■ **Exercise description**: Take every line from the listing below that contains "JSON".

■ **Materials provided**:

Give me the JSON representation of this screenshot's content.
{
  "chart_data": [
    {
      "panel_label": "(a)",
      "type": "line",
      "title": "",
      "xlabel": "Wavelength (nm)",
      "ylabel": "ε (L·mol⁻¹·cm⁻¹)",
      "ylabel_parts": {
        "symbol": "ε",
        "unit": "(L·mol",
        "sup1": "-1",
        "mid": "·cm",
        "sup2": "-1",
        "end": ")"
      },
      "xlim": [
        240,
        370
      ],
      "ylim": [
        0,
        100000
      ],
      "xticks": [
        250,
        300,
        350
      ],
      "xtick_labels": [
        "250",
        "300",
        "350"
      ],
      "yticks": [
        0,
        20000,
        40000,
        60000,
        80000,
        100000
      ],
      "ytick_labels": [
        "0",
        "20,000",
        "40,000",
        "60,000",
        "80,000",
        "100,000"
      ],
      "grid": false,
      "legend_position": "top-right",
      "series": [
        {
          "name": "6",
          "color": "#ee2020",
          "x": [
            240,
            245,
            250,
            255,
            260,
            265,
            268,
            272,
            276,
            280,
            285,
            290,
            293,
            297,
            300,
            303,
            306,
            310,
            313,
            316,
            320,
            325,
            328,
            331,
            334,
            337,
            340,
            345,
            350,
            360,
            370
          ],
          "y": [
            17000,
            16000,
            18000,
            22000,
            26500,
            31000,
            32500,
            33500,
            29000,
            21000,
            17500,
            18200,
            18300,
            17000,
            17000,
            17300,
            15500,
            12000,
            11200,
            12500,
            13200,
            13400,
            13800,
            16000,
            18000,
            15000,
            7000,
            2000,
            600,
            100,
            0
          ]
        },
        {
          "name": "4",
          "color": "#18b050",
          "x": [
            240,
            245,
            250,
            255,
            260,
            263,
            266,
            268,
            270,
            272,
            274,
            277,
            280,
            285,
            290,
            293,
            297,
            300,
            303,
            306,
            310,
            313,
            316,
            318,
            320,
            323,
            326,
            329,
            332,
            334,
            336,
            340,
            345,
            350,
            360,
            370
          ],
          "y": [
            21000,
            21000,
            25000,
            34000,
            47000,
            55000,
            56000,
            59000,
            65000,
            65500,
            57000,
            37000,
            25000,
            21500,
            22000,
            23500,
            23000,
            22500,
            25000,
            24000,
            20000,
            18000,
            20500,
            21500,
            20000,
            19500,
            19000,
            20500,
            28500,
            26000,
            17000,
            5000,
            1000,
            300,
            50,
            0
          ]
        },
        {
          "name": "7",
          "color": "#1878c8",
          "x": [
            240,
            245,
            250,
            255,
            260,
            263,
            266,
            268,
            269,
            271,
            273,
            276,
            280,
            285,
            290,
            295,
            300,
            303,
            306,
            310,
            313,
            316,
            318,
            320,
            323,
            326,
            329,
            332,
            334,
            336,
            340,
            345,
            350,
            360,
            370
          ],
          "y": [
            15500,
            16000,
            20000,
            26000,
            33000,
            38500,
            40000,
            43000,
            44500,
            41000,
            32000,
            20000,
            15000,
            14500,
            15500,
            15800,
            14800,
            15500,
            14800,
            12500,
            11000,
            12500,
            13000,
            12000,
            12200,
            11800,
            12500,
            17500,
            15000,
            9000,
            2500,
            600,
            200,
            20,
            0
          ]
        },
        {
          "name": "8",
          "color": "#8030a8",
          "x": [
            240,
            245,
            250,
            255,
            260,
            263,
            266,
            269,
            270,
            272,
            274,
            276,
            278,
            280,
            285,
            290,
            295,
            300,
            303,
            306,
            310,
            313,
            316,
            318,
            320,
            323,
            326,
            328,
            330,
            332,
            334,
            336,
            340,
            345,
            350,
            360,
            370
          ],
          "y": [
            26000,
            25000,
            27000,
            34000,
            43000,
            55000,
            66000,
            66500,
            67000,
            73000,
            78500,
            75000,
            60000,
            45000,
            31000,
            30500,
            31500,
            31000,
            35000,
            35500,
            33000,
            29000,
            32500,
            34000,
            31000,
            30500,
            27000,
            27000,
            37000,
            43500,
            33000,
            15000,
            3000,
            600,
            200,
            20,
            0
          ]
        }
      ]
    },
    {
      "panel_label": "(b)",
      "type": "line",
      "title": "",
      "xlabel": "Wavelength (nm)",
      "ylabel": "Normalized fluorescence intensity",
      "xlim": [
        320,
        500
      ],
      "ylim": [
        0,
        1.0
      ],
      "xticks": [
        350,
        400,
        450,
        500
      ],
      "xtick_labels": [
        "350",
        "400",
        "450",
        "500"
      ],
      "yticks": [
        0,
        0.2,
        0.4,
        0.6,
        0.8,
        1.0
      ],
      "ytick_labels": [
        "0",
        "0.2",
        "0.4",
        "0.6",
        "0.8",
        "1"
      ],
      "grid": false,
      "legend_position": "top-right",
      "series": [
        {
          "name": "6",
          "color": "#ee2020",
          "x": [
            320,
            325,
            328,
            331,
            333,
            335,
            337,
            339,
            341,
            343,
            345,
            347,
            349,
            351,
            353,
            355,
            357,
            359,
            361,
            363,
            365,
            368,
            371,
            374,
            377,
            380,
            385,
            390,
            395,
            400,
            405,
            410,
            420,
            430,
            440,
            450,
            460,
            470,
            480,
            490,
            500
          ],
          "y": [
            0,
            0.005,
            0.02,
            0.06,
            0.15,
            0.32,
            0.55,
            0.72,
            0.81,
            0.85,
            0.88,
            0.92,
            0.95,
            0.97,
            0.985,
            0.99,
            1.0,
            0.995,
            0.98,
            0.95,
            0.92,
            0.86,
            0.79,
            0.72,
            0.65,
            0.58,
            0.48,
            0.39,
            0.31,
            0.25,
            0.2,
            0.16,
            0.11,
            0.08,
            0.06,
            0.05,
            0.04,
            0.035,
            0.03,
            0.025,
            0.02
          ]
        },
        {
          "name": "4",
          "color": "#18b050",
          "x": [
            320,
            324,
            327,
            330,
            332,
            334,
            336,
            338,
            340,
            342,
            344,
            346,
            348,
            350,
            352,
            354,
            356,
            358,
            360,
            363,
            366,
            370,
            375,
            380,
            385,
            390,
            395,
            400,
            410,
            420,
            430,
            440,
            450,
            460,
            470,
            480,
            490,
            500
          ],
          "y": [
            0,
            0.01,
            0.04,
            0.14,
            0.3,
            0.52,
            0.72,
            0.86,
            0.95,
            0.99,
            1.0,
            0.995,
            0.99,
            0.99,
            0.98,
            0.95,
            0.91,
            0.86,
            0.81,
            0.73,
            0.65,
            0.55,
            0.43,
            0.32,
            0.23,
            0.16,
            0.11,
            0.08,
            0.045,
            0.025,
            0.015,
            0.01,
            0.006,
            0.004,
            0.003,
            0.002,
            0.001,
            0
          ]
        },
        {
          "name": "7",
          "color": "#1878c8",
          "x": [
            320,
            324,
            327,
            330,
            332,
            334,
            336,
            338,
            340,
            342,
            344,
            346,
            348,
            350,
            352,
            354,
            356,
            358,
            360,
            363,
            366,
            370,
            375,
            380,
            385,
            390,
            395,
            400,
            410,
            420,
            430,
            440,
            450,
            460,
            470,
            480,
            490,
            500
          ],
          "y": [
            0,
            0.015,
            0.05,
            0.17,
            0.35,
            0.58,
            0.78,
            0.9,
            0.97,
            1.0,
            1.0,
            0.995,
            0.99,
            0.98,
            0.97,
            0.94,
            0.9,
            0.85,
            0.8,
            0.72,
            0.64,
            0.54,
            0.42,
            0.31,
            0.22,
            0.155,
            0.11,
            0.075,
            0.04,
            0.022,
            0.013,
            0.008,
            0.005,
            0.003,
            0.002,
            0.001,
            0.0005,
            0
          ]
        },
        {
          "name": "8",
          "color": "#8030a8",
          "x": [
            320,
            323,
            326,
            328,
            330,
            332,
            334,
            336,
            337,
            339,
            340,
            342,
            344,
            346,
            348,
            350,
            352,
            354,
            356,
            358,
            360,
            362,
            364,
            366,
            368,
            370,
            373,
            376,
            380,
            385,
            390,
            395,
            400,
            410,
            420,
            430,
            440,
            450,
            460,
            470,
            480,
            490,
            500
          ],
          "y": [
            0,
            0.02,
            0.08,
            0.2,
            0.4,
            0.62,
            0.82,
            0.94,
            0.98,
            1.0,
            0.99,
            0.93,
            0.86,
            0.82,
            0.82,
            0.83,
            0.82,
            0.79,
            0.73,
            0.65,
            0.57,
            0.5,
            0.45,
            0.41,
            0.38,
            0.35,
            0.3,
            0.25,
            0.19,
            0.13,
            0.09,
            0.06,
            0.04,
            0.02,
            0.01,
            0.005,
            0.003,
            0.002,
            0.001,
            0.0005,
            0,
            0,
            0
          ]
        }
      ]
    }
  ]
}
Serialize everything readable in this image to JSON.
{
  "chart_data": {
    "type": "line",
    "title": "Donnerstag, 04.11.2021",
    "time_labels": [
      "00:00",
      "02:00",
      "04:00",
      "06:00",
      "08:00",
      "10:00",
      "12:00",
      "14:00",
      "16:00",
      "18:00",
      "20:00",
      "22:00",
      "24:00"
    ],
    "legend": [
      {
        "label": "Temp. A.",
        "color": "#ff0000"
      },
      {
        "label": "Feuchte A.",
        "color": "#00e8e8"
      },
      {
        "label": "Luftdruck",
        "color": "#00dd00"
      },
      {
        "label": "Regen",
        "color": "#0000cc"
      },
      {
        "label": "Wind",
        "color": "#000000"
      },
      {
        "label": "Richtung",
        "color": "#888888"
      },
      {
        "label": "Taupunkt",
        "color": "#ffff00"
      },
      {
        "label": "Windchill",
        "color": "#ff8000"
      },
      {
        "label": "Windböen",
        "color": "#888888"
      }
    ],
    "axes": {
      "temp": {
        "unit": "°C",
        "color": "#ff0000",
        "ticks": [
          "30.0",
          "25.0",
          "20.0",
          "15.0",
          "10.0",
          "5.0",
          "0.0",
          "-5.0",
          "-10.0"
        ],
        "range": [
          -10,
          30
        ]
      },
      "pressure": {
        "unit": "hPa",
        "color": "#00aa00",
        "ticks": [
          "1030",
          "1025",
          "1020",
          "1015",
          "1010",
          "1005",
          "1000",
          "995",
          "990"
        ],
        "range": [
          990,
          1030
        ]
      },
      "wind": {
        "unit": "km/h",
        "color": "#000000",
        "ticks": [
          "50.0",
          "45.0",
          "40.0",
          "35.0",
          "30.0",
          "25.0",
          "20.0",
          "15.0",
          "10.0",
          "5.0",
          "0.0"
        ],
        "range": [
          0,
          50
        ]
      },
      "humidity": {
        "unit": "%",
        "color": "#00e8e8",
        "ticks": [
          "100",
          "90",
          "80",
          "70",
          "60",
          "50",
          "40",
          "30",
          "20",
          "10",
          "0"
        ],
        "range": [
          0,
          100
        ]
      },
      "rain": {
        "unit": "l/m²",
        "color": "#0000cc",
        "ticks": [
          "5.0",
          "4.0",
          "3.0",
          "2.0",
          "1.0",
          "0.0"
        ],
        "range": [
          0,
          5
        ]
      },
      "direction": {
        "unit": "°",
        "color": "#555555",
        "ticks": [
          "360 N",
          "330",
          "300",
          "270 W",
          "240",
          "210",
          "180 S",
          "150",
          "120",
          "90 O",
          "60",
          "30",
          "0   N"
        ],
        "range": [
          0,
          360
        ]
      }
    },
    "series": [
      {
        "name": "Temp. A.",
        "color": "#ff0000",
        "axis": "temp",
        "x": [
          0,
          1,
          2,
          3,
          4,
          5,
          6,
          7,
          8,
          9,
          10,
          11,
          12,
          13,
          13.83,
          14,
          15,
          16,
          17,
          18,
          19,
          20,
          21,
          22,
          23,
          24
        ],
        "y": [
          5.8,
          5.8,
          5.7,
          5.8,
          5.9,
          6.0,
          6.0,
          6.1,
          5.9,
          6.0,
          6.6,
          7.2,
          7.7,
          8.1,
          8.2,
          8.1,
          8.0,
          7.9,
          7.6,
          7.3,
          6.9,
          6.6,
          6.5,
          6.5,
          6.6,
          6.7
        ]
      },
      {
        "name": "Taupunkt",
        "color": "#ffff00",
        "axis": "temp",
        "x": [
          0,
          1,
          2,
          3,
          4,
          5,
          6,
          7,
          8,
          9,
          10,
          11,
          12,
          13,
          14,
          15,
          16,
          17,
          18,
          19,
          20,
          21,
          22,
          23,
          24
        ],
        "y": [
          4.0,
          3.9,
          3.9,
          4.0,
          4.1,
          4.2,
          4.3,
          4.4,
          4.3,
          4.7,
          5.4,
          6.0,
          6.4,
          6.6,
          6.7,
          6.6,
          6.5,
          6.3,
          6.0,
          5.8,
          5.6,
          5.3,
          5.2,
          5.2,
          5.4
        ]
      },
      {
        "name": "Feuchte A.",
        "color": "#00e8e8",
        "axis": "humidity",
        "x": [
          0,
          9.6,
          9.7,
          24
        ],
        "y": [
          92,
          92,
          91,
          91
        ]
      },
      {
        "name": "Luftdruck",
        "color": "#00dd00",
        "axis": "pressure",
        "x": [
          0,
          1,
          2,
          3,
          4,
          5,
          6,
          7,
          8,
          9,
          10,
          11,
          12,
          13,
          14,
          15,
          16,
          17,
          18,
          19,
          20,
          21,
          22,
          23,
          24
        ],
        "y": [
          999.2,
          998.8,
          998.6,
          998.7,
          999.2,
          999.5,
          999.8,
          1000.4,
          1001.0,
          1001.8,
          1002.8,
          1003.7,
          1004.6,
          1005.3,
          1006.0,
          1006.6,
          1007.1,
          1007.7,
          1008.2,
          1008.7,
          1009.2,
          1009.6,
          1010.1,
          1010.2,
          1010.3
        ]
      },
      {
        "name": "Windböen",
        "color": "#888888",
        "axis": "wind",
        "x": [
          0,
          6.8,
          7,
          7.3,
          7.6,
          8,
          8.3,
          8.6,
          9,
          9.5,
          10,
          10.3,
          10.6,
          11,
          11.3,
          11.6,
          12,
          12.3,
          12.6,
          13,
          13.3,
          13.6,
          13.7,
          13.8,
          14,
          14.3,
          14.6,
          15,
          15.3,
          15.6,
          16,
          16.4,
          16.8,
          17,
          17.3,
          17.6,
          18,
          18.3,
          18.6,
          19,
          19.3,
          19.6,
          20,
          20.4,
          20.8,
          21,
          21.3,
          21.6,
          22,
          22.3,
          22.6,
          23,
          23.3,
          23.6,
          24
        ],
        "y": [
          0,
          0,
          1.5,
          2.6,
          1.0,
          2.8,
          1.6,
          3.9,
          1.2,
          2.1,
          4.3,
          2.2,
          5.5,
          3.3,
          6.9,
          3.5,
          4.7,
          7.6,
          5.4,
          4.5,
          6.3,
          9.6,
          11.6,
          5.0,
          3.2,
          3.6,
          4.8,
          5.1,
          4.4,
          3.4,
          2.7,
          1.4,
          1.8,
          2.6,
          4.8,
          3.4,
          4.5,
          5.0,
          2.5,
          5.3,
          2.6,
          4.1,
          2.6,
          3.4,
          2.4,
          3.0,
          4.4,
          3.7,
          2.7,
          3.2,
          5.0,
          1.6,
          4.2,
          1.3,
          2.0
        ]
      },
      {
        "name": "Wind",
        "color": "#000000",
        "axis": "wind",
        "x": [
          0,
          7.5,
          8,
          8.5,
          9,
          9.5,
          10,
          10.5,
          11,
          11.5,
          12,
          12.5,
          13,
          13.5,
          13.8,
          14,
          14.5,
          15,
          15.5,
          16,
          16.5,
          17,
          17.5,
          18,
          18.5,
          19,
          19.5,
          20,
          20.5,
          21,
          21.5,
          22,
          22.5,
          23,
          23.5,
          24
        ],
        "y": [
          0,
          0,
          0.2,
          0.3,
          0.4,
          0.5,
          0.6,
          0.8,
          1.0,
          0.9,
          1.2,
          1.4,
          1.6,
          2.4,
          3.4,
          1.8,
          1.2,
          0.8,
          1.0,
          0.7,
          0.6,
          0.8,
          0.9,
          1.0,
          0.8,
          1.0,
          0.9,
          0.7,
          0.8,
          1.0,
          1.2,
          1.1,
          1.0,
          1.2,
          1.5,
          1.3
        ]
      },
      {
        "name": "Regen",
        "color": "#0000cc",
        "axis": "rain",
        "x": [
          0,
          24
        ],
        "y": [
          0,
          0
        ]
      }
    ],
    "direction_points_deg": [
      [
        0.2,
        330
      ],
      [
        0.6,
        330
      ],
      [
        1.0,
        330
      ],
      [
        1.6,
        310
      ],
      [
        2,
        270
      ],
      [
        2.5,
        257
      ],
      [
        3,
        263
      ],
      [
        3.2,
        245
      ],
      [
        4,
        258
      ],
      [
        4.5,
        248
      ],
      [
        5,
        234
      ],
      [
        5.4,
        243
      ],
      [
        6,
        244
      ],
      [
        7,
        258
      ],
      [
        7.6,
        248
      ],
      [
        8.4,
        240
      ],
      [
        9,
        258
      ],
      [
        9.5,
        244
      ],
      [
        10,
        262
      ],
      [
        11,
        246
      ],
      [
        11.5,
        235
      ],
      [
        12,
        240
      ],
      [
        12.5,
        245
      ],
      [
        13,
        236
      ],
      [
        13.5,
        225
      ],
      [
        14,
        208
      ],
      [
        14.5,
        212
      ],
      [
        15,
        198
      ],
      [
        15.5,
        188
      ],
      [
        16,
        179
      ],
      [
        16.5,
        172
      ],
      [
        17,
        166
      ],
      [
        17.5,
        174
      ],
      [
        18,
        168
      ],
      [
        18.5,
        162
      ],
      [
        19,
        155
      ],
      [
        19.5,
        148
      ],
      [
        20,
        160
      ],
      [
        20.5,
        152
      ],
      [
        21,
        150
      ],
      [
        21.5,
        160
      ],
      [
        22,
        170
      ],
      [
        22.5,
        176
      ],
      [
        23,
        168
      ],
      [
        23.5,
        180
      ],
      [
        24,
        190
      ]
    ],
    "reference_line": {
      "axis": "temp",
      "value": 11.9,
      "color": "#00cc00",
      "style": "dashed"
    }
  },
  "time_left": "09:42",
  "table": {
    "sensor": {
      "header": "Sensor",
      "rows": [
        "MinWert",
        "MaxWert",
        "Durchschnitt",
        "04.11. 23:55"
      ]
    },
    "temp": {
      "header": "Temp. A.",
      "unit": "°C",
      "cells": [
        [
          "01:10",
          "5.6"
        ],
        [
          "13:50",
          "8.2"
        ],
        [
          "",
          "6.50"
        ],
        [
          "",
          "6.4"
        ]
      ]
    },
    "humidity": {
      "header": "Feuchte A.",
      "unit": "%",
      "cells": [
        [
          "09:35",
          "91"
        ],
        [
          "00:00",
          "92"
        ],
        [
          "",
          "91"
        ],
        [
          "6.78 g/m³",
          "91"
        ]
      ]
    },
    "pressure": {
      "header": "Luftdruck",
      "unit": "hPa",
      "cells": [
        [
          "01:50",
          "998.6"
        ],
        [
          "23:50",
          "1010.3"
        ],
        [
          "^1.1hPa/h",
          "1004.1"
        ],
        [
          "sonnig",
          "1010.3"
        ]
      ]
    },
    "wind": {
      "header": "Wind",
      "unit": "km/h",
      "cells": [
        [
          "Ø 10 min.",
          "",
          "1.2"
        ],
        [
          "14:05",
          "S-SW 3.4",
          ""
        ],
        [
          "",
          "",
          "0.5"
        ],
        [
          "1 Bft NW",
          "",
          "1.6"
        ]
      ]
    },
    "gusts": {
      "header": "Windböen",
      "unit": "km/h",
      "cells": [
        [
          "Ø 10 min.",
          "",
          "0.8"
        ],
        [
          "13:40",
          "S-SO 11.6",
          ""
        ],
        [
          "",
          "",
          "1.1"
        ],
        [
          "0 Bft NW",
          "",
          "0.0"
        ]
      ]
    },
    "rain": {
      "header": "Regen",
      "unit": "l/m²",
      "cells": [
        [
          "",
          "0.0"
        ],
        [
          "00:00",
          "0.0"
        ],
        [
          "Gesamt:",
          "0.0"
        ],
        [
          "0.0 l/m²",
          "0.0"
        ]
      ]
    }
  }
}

■ **Result of this task**:
Give me the JSON representation of this screenshot's content.
Serialize everything readable in this image to JSON.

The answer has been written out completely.